Short task:
Search the records below for the word "values" and show every line where it occurs.

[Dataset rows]
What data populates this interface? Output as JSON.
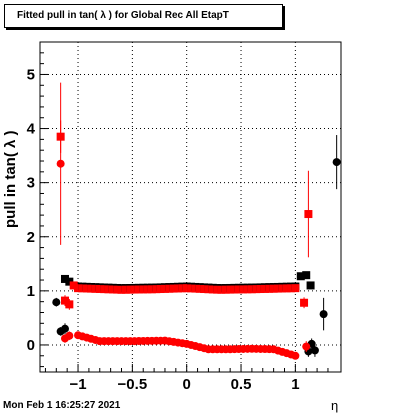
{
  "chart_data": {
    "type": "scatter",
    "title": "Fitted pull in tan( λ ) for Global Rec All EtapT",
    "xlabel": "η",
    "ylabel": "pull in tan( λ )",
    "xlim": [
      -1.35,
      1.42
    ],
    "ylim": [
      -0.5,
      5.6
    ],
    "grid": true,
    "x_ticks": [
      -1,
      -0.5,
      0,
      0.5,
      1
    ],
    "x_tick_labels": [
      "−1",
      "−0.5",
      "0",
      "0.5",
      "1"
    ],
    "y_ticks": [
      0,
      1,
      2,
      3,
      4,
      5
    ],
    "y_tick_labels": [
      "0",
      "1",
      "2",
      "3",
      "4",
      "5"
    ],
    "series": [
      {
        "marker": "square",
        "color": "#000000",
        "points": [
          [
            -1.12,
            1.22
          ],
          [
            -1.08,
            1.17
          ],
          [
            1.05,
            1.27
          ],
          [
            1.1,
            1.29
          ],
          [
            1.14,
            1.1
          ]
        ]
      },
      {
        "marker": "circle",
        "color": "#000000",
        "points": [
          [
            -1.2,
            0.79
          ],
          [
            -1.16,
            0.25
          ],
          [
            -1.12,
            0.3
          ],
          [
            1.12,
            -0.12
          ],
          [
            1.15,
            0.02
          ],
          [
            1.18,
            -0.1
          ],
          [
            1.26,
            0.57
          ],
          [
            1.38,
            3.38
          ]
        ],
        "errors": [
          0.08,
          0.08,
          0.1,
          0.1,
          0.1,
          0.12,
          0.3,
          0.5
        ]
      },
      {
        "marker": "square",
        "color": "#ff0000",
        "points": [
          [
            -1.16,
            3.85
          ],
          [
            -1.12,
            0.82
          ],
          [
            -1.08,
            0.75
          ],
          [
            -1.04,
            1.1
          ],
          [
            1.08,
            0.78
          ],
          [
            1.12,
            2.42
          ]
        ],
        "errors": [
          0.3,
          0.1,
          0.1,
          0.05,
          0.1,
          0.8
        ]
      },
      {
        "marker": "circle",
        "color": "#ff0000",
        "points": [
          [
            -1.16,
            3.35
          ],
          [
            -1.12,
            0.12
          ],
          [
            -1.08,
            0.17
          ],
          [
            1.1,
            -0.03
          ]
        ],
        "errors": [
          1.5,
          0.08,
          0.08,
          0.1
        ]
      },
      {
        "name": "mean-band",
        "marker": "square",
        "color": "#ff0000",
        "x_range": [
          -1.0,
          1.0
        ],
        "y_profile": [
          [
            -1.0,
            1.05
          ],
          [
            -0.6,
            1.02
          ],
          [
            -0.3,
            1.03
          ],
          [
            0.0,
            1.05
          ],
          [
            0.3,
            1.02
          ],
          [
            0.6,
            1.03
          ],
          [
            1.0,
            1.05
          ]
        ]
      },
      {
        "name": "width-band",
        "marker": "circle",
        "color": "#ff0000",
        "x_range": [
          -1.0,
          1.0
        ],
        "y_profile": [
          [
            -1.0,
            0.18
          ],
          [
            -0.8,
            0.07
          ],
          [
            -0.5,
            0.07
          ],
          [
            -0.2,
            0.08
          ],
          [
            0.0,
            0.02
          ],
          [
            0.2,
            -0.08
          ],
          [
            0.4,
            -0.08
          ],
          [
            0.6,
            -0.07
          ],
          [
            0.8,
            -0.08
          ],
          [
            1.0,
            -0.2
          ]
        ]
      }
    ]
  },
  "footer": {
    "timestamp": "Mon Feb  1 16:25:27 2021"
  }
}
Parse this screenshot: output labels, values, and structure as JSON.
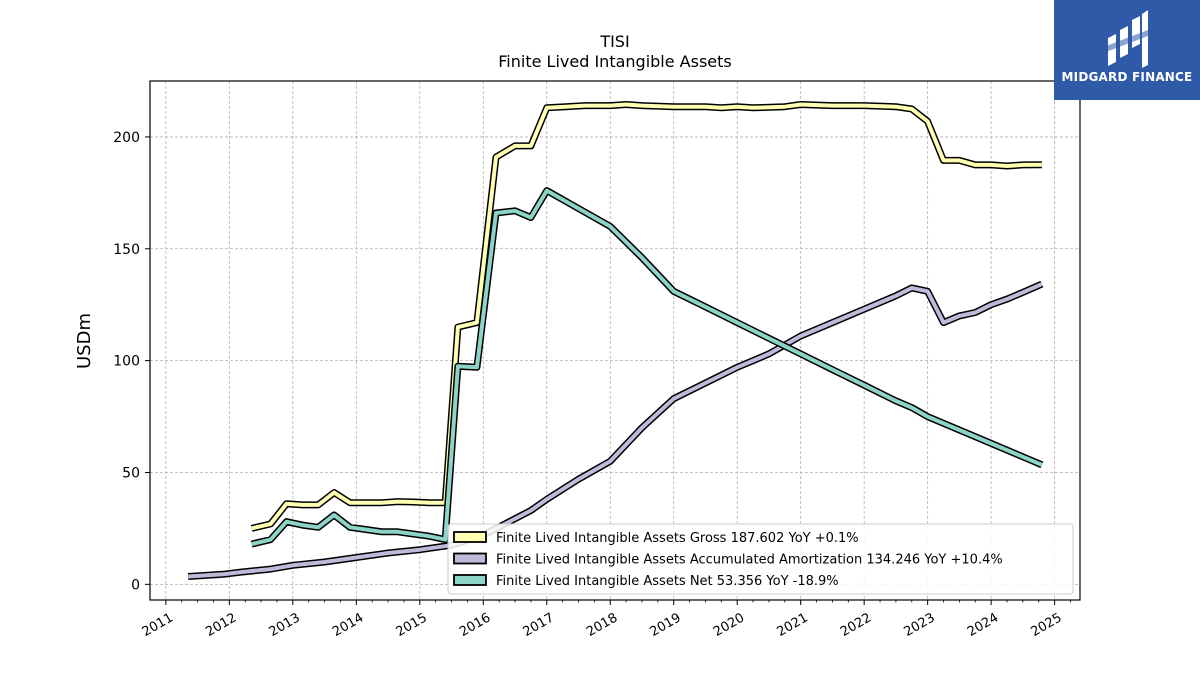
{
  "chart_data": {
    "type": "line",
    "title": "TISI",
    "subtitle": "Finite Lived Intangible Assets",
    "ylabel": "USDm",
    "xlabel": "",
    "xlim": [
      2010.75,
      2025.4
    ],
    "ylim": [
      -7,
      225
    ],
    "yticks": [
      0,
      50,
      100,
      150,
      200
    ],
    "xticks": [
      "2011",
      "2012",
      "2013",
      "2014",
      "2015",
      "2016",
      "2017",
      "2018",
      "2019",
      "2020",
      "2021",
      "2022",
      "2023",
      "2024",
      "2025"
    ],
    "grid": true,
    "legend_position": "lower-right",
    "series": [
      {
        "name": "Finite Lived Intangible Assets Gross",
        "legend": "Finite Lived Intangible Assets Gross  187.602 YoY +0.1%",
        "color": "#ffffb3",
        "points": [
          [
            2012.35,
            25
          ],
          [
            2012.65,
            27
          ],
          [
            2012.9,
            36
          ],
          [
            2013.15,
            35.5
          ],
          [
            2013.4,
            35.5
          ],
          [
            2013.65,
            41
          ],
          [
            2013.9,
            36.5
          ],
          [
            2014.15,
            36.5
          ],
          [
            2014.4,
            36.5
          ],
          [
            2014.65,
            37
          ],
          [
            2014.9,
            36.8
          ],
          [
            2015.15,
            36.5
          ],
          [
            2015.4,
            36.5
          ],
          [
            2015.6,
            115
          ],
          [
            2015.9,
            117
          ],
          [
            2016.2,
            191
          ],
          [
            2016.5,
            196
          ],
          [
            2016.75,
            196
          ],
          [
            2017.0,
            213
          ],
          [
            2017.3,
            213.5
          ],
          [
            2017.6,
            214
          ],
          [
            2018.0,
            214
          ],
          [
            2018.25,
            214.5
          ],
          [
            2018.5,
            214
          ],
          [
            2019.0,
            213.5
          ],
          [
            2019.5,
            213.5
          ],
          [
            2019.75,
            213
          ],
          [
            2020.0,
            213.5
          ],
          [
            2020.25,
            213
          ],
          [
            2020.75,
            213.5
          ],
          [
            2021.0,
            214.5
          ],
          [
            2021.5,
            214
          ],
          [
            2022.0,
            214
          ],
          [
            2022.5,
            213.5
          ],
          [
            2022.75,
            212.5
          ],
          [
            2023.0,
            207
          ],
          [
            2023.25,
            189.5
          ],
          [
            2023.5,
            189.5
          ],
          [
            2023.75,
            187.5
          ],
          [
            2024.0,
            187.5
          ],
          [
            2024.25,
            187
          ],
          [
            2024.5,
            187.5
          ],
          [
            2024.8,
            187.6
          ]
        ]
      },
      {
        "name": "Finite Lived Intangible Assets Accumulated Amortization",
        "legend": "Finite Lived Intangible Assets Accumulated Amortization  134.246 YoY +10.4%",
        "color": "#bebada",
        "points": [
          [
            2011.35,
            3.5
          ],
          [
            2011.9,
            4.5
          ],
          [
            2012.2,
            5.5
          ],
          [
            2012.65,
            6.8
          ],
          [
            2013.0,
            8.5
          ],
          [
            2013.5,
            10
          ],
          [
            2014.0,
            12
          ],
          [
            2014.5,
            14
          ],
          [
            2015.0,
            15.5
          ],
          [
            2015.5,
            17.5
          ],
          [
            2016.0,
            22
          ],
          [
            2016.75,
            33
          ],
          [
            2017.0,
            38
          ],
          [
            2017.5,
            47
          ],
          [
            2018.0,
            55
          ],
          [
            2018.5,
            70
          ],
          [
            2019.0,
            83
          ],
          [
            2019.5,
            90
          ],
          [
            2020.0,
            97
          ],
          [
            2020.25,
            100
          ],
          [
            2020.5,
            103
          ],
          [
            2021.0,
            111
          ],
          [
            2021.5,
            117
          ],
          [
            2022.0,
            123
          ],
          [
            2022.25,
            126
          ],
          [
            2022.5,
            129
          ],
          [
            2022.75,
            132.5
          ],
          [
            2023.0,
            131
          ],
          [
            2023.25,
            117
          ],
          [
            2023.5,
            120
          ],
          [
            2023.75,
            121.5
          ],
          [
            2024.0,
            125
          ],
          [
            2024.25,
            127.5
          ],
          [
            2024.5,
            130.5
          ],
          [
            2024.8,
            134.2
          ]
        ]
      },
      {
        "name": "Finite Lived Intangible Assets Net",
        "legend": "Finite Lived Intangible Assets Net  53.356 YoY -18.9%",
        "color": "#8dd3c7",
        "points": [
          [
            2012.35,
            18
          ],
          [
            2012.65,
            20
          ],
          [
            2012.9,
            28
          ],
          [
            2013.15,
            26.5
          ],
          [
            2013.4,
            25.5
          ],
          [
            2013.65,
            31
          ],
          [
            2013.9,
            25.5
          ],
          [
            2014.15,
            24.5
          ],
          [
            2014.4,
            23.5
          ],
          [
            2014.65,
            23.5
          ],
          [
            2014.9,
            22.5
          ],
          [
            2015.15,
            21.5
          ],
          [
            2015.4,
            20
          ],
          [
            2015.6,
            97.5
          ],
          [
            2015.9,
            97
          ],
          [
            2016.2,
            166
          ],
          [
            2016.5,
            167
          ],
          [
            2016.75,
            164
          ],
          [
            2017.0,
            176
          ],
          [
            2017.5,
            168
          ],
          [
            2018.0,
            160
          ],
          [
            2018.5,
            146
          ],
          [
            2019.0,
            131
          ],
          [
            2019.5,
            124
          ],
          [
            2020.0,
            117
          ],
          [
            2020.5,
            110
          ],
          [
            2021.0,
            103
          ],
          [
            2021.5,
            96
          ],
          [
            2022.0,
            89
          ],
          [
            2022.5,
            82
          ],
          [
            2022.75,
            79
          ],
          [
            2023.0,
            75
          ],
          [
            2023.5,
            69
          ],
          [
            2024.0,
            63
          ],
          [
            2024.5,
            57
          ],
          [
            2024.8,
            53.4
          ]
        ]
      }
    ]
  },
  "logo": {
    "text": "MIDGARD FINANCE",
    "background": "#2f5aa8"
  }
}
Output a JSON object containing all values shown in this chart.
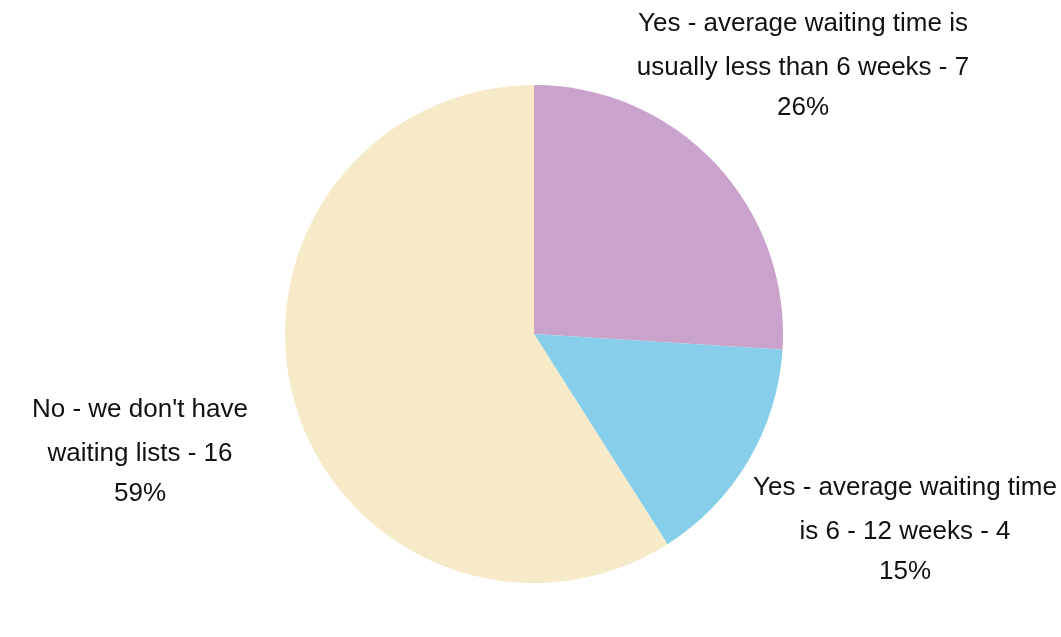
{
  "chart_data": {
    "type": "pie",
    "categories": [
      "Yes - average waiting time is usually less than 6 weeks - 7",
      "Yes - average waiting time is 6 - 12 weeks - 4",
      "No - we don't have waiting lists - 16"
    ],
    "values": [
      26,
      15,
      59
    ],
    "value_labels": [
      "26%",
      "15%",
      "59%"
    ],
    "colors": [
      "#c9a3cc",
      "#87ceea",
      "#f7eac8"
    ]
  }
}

Correct output:
Parse this screenshot: output labels, values, and structure as JSON.
Output a JSON object containing all values shown in this chart.
    "values": [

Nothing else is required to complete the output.